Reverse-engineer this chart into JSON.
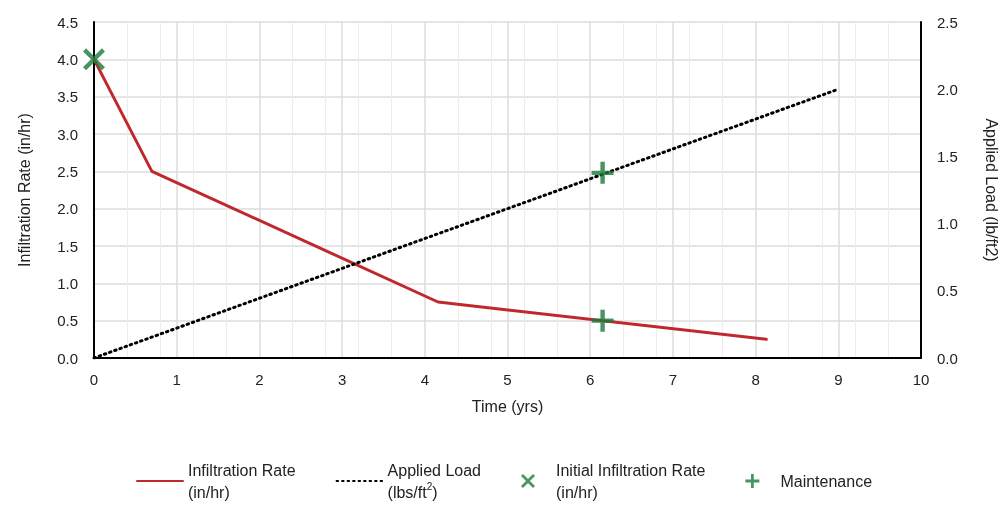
{
  "chart_data": {
    "type": "line",
    "xlabel": "Time (yrs)",
    "ylabel": "Infiltration Rate (in/hr)",
    "y2label": "Applied Load (lb/ft2)",
    "xlim": [
      0,
      10
    ],
    "xticks": [
      0,
      1,
      2,
      3,
      4,
      5,
      6,
      7,
      8,
      9,
      10
    ],
    "ylim": [
      0,
      4.5
    ],
    "yticks": [
      {
        "value": 0,
        "label": "0.0"
      },
      0.5,
      {
        "value": 1,
        "label": "1.0"
      },
      1.5,
      {
        "value": 2,
        "label": "2.0"
      },
      2.5,
      {
        "value": 3,
        "label": "3.0"
      },
      3.5,
      {
        "value": 4,
        "label": "4.0"
      },
      4.5
    ],
    "y2lim": [
      0,
      2.5
    ],
    "y2ticks": [
      {
        "value": 0,
        "label": "0.0"
      },
      0.5,
      {
        "value": 1,
        "label": "1.0"
      },
      1.5,
      {
        "value": 2,
        "label": "2.0"
      },
      2.5
    ],
    "grid": true,
    "legend": "bottom",
    "series": [
      {
        "name": "Infiltration Rate (in/hr)",
        "color": "#c0282d",
        "line_style": "solid",
        "marker": "none",
        "x": [
          0,
          0.7,
          4.16,
          8.13
        ],
        "values": [
          4.0,
          2.5,
          0.75,
          0.25
        ]
      },
      {
        "name": "Applied Load (lbs/ft$^{2}$)",
        "axis": "y2",
        "color": "#000000",
        "line_style": "dotted",
        "marker": "none",
        "x": [
          0,
          9
        ],
        "values": [
          0,
          2.0
        ]
      },
      {
        "name": "Initial Infiltration Rate (in/hr)",
        "type": "scatter",
        "color": "#1a7a3c",
        "marker": "x",
        "x": [
          0
        ],
        "values": [
          4.0
        ]
      },
      {
        "name": "Maintenance",
        "type": "scatter",
        "color": "#1a7a3c",
        "marker": "cross",
        "x": [
          6.15,
          6.15
        ],
        "values": [
          2.48,
          0.5
        ]
      }
    ]
  }
}
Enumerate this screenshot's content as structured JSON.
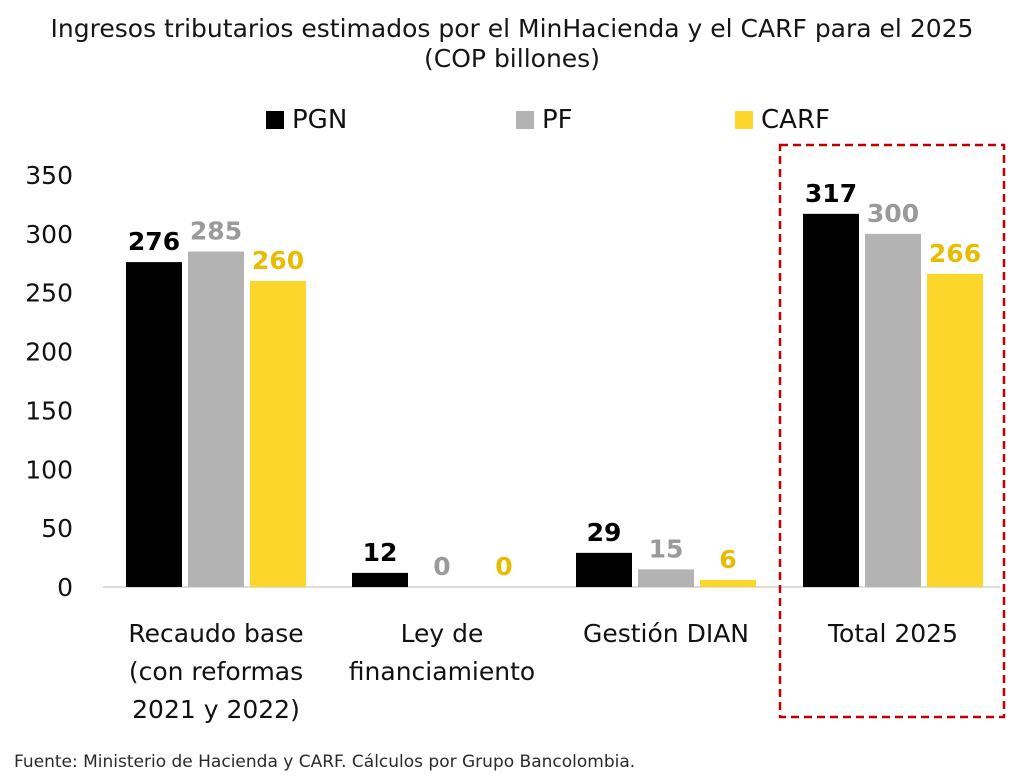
{
  "chart_data": {
    "type": "bar",
    "title_lines": [
      "Ingresos tributarios estimados por el MinHacienda y el CARF para el 2025",
      "(COP billones)"
    ],
    "categories": [
      [
        "Recaudo base",
        "(con reformas",
        "2021 y 2022)"
      ],
      [
        "Ley de",
        "financiamiento"
      ],
      [
        "Gestión DIAN"
      ],
      [
        "Total 2025"
      ]
    ],
    "series": [
      {
        "name": "PGN",
        "values": [
          276,
          12,
          29,
          317
        ],
        "color": "#000000",
        "label_color": "#000000"
      },
      {
        "name": "PF",
        "values": [
          285,
          0,
          15,
          300
        ],
        "color": "#b3b3b3",
        "label_color": "#9a9a9a"
      },
      {
        "name": "CARF",
        "values": [
          260,
          0,
          6,
          266
        ],
        "color": "#fdd62b",
        "label_color": "#e8bc00"
      }
    ],
    "yaxis": {
      "min": 0,
      "max": 350,
      "ticks": [
        "0",
        "50",
        "100",
        "150",
        "200",
        "250",
        "300",
        "350"
      ]
    },
    "grid": false,
    "legend_position": "top-center",
    "highlight": {
      "category_index": 3,
      "style": "dashed-box",
      "color": "#c00000"
    }
  },
  "source": "Fuente: Ministerio de Hacienda y CARF. Cálculos por Grupo Bancolombia."
}
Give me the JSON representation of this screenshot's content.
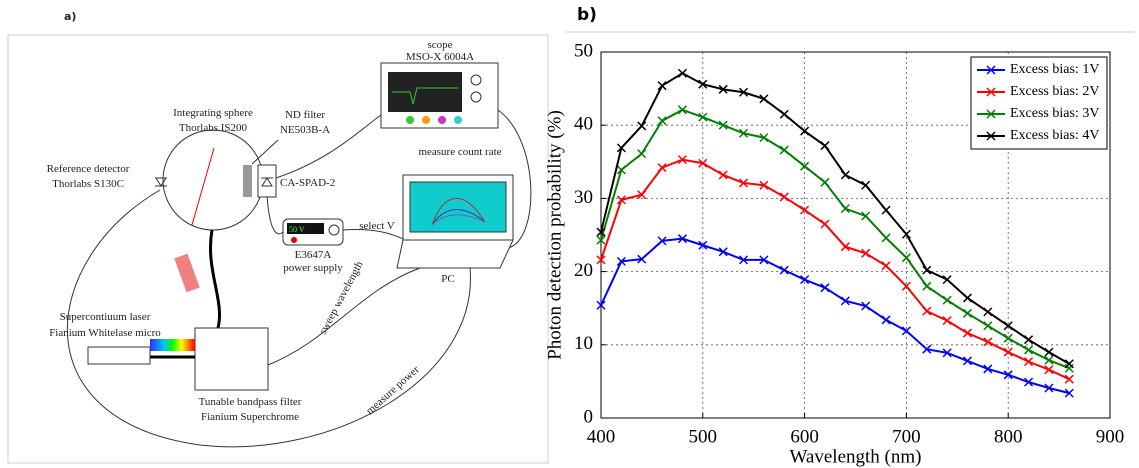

---

> _TASK STATEMENT_: Identify and extract each line of the listing that contains "JSON".

> _ANSWER TO THIS TASK_:
Reverse-engineer this chart into JSON.
Enumerate this screenshot's content as structured JSON.
Give me the JSON representation of this screenshot's content.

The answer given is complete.